#### Job:
Extract every entry word for word.

(Dataset entries)
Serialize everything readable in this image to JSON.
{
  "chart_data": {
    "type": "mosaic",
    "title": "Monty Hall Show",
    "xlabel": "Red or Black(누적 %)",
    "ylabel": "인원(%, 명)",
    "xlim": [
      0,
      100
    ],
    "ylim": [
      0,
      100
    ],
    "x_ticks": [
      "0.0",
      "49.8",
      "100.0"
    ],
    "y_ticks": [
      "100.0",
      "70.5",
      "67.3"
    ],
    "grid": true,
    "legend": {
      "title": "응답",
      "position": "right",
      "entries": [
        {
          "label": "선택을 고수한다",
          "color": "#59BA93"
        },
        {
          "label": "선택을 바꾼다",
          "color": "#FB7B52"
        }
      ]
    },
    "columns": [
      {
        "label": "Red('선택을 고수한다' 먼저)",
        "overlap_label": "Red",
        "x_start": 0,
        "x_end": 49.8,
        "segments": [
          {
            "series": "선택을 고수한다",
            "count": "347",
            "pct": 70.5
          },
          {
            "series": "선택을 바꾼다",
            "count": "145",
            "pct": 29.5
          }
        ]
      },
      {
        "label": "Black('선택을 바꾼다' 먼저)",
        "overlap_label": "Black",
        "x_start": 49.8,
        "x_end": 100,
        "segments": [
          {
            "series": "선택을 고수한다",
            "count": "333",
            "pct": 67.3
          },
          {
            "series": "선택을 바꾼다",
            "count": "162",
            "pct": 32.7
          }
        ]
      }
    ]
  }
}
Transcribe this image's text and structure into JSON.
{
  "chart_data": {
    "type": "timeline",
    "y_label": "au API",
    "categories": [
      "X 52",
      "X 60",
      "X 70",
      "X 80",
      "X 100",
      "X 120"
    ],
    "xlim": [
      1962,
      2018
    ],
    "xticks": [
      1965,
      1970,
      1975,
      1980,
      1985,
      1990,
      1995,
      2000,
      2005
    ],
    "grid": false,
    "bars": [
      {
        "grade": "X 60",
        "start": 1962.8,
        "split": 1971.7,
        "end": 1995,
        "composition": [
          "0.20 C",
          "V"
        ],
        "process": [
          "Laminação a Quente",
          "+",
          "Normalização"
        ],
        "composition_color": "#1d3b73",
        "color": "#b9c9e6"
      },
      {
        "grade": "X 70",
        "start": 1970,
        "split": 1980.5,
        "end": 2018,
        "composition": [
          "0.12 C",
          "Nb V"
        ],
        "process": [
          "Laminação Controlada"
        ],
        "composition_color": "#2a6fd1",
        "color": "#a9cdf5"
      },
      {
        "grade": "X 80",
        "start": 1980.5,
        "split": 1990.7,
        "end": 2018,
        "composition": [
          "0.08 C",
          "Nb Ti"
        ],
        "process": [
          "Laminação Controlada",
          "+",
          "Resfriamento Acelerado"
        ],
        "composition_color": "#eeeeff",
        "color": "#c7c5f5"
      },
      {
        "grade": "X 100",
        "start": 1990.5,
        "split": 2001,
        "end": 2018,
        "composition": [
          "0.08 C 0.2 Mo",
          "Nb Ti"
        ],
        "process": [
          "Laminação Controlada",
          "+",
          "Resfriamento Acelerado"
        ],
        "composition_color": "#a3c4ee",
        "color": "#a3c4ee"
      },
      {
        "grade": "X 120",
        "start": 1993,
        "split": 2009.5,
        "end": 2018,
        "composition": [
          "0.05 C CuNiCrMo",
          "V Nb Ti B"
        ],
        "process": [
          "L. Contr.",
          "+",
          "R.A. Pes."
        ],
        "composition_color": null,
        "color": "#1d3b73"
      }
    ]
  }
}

#### Full solution:
Serialize everything readable in this image to JSON.
{
  "chart_data": {
    "type": "mosaic",
    "title": "Monty Hall Show",
    "xlabel": "Red or Black(누적 %)",
    "ylabel": "인원(%, 명)",
    "xlim": [
      0,
      100
    ],
    "ylim": [
      0,
      100
    ],
    "x_ticks": [
      "0.0",
      "49.8",
      "100.0"
    ],
    "y_ticks": [
      "100.0",
      "70.5",
      "67.3"
    ],
    "grid": true,
    "legend": {
      "title": "응답",
      "position": "right",
      "entries": [
        {
          "label": "선택을 고수한다",
          "color": "#59BA93"
        },
        {
          "label": "선택을 바꾼다",
          "color": "#FB7B52"
        }
      ]
    },
    "columns": [
      {
        "label": "Red('선택을 고수한다' 먼저)",
        "overlap_label": "Red",
        "x_start": 0,
        "x_end": 49.8,
        "segments": [
          {
            "series": "선택을 고수한다",
            "count": "347",
            "pct": 70.5
          },
          {
            "series": "선택을 바꾼다",
            "count": "145",
            "pct": 29.5
          }
        ]
      },
      {
        "label": "Black('선택을 바꾼다' 먼저)",
        "overlap_label": "Black",
        "x_start": 49.8,
        "x_end": 100,
        "segments": [
          {
            "series": "선택을 고수한다",
            "count": "333",
            "pct": 67.3
          },
          {
            "series": "선택을 바꾼다",
            "count": "162",
            "pct": 32.7
          }
        ]
      }
    ]
  }
}
Transcribe this image's text and structure into JSON.
{
  "chart_data": {
    "type": "timeline",
    "y_label": "au API",
    "categories": [
      "X 52",
      "X 60",
      "X 70",
      "X 80",
      "X 100",
      "X 120"
    ],
    "xlim": [
      1962,
      2018
    ],
    "xticks": [
      1965,
      1970,
      1975,
      1980,
      1985,
      1990,
      1995,
      2000,
      2005
    ],
    "grid": false,
    "bars": [
      {
        "grade": "X 60",
        "start": 1962.8,
        "split": 1971.7,
        "end": 1995,
        "composition": [
          "0.20 C",
          "V"
        ],
        "process": [
          "Laminação a Quente",
          "+",
          "Normalização"
        ],
        "composition_color": "#1d3b73",
        "color": "#b9c9e6"
      },
      {
        "grade": "X 70",
        "start": 1970,
        "split": 1980.5,
        "end": 2018,
        "composition": [
          "0.12 C",
          "Nb V"
        ],
        "process": [
          "Laminação Controlada"
        ],
        "composition_color": "#2a6fd1",
        "color": "#a9cdf5"
      },
      {
        "grade": "X 80",
        "start": 1980.5,
        "split": 1990.7,
        "end": 2018,
        "composition": [
          "0.08 C",
          "Nb Ti"
        ],
        "process": [
          "Laminação Controlada",
          "+",
          "Resfriamento Acelerado"
        ],
        "composition_color": "#eeeeff",
        "color": "#c7c5f5"
      },
      {
        "grade": "X 100",
        "start": 1990.5,
        "split": 2001,
        "end": 2018,
        "composition": [
          "0.08 C 0.2 Mo",
          "Nb Ti"
        ],
        "process": [
          "Laminação Controlada",
          "+",
          "Resfriamento Acelerado"
        ],
        "composition_color": "#a3c4ee",
        "color": "#a3c4ee"
      },
      {
        "grade": "X 120",
        "start": 1993,
        "split": 2009.5,
        "end": 2018,
        "composition": [
          "0.05 C CuNiCrMo",
          "V Nb Ti B"
        ],
        "process": [
          "L. Contr.",
          "+",
          "R.A. Pes."
        ],
        "composition_color": null,
        "color": "#1d3b73"
      }
    ]
  }
}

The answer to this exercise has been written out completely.